Goal:
Restate the whole listing word for word. Pictures are left out.

Source material:
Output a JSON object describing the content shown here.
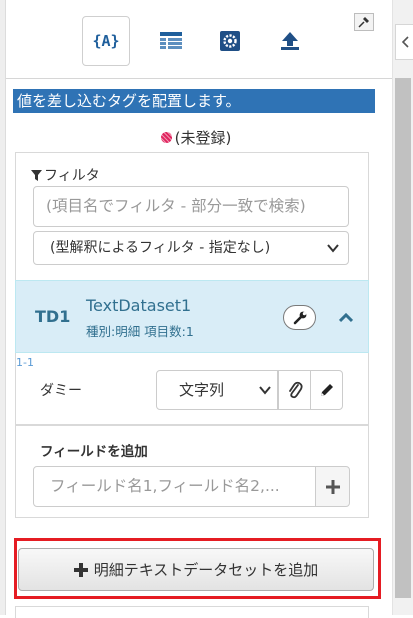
{
  "toolbar": {
    "tabs": [
      {
        "icon": "tag-braces-icon",
        "active": true
      },
      {
        "icon": "table-icon",
        "active": false
      },
      {
        "icon": "settings-gear-icon",
        "active": false
      },
      {
        "icon": "upload-icon",
        "active": false
      }
    ],
    "pin_icon": "pin-icon"
  },
  "banner": {
    "text": "値を差し込むタグを配置します。"
  },
  "status": {
    "text": "(未登録)"
  },
  "filter": {
    "label": "フィルタ",
    "input_placeholder": "(項目名でフィルタ - 部分一致で検索)",
    "select_value": "(型解釈によるフィルタ - 指定なし)"
  },
  "dataset": {
    "code": "TD1",
    "name": "TextDataset1",
    "meta": "種別:明細  項目数:1"
  },
  "fields": [
    {
      "index": "1-1",
      "name": "ダミー",
      "type": "文字列"
    }
  ],
  "add_field": {
    "label": "フィールドを追加",
    "placeholder": "フィールド名1,フィールド名2,..."
  },
  "add_dataset_button": {
    "label": "明細テキストデータセットを追加"
  },
  "colors": {
    "banner": "#2f73b5",
    "dataset_header_bg": "#d9edf7",
    "dataset_text": "#31708f",
    "highlight": "#e51c23"
  }
}
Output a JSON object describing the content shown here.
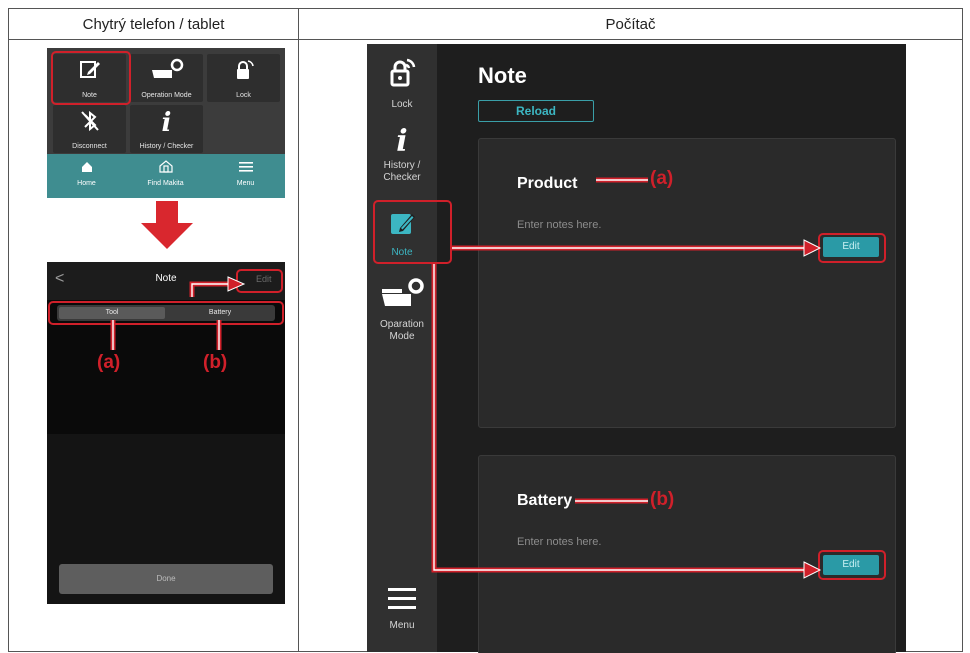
{
  "headers": {
    "left": "Chytrý telefon / tablet",
    "right": "Počítač"
  },
  "phone_menu": {
    "tiles": [
      {
        "label": "Note",
        "icon": "note-edit-icon",
        "glyph": "✎"
      },
      {
        "label": "Operation Mode",
        "icon": "operation-mode-icon",
        "glyph": "⚙"
      },
      {
        "label": "Lock",
        "icon": "lock-wireless-icon",
        "glyph": "🔒"
      },
      {
        "label": "Disconnect",
        "icon": "bluetooth-off-icon",
        "glyph": "✕"
      },
      {
        "label": "History / Checker",
        "icon": "info-icon",
        "glyph": "i"
      }
    ],
    "nav": [
      {
        "label": "Home",
        "icon": "home-icon",
        "glyph": "⌂"
      },
      {
        "label": "Find Makita",
        "icon": "find-makita-icon",
        "glyph": "⌂"
      },
      {
        "label": "Menu",
        "icon": "menu-icon",
        "glyph": "≡"
      }
    ]
  },
  "phone_note": {
    "back": "<",
    "title": "Note",
    "edit": "Edit",
    "segments": [
      "Tool",
      "Battery"
    ],
    "done": "Done"
  },
  "desktop": {
    "sidebar": [
      {
        "label": "Lock",
        "icon": "lock-wireless-icon",
        "glyph": "⌂"
      },
      {
        "label": "History /\nChecker",
        "icon": "info-icon",
        "glyph": "i"
      },
      {
        "label": "Note",
        "icon": "note-edit-icon",
        "glyph": "✎"
      },
      {
        "label": "Oparation\nMode",
        "icon": "operation-mode-icon",
        "glyph": "⚙"
      },
      {
        "label": "Menu",
        "icon": "menu-icon",
        "glyph": "≡"
      }
    ],
    "title": "Note",
    "reload": "Reload",
    "cards": [
      {
        "heading": "Product",
        "placeholder": "Enter notes here.",
        "edit": "Edit"
      },
      {
        "heading": "Battery",
        "placeholder": "Enter notes here.",
        "edit": "Edit"
      }
    ]
  },
  "annotations": {
    "a": "(a)",
    "b": "(b)"
  },
  "colors": {
    "accent": "#3cb6c2",
    "highlight": "#d0202a",
    "nav_teal": "#3f8d90"
  }
}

Task answer:
Output a JSON object describing the content shown here.
{
  "toolbar": {
    "tabs": [
      {
        "icon": "tag-braces-icon",
        "active": true
      },
      {
        "icon": "table-icon",
        "active": false
      },
      {
        "icon": "settings-gear-icon",
        "active": false
      },
      {
        "icon": "upload-icon",
        "active": false
      }
    ],
    "pin_icon": "pin-icon"
  },
  "banner": {
    "text": "値を差し込むタグを配置します。"
  },
  "status": {
    "text": "(未登録)"
  },
  "filter": {
    "label": "フィルタ",
    "input_placeholder": "(項目名でフィルタ - 部分一致で検索)",
    "select_value": "(型解釈によるフィルタ - 指定なし)"
  },
  "dataset": {
    "code": "TD1",
    "name": "TextDataset1",
    "meta": "種別:明細  項目数:1"
  },
  "fields": [
    {
      "index": "1-1",
      "name": "ダミー",
      "type": "文字列"
    }
  ],
  "add_field": {
    "label": "フィールドを追加",
    "placeholder": "フィールド名1,フィールド名2,..."
  },
  "add_dataset_button": {
    "label": "明細テキストデータセットを追加"
  },
  "colors": {
    "banner": "#2f73b5",
    "dataset_header_bg": "#d9edf7",
    "dataset_text": "#31708f",
    "highlight": "#e51c23"
  }
}
Output a JSON object describing the content shown here.
{
  "headers": {
    "left": "Chytrý telefon / tablet",
    "right": "Počítač"
  },
  "phone_menu": {
    "tiles": [
      {
        "label": "Note",
        "icon": "note-edit-icon",
        "glyph": "✎"
      },
      {
        "label": "Operation Mode",
        "icon": "operation-mode-icon",
        "glyph": "⚙"
      },
      {
        "label": "Lock",
        "icon": "lock-wireless-icon",
        "glyph": "🔒"
      },
      {
        "label": "Disconnect",
        "icon": "bluetooth-off-icon",
        "glyph": "✕"
      },
      {
        "label": "History / Checker",
        "icon": "info-icon",
        "glyph": "i"
      }
    ],
    "nav": [
      {
        "label": "Home",
        "icon": "home-icon",
        "glyph": "⌂"
      },
      {
        "label": "Find Makita",
        "icon": "find-makita-icon",
        "glyph": "⌂"
      },
      {
        "label": "Menu",
        "icon": "menu-icon",
        "glyph": "≡"
      }
    ]
  },
  "phone_note": {
    "back": "<",
    "title": "Note",
    "edit": "Edit",
    "segments": [
      "Tool",
      "Battery"
    ],
    "done": "Done"
  },
  "desktop": {
    "sidebar": [
      {
        "label": "Lock",
        "icon": "lock-wireless-icon",
        "glyph": "⌂"
      },
      {
        "label": "History /\nChecker",
        "icon": "info-icon",
        "glyph": "i"
      },
      {
        "label": "Note",
        "icon": "note-edit-icon",
        "glyph": "✎"
      },
      {
        "label": "Oparation\nMode",
        "icon": "operation-mode-icon",
        "glyph": "⚙"
      },
      {
        "label": "Menu",
        "icon": "menu-icon",
        "glyph": "≡"
      }
    ],
    "title": "Note",
    "reload": "Reload",
    "cards": [
      {
        "heading": "Product",
        "placeholder": "Enter notes here.",
        "edit": "Edit"
      },
      {
        "heading": "Battery",
        "placeholder": "Enter notes here.",
        "edit": "Edit"
      }
    ]
  },
  "annotations": {
    "a": "(a)",
    "b": "(b)"
  },
  "colors": {
    "accent": "#3cb6c2",
    "highlight": "#d0202a",
    "nav_teal": "#3f8d90"
  }
}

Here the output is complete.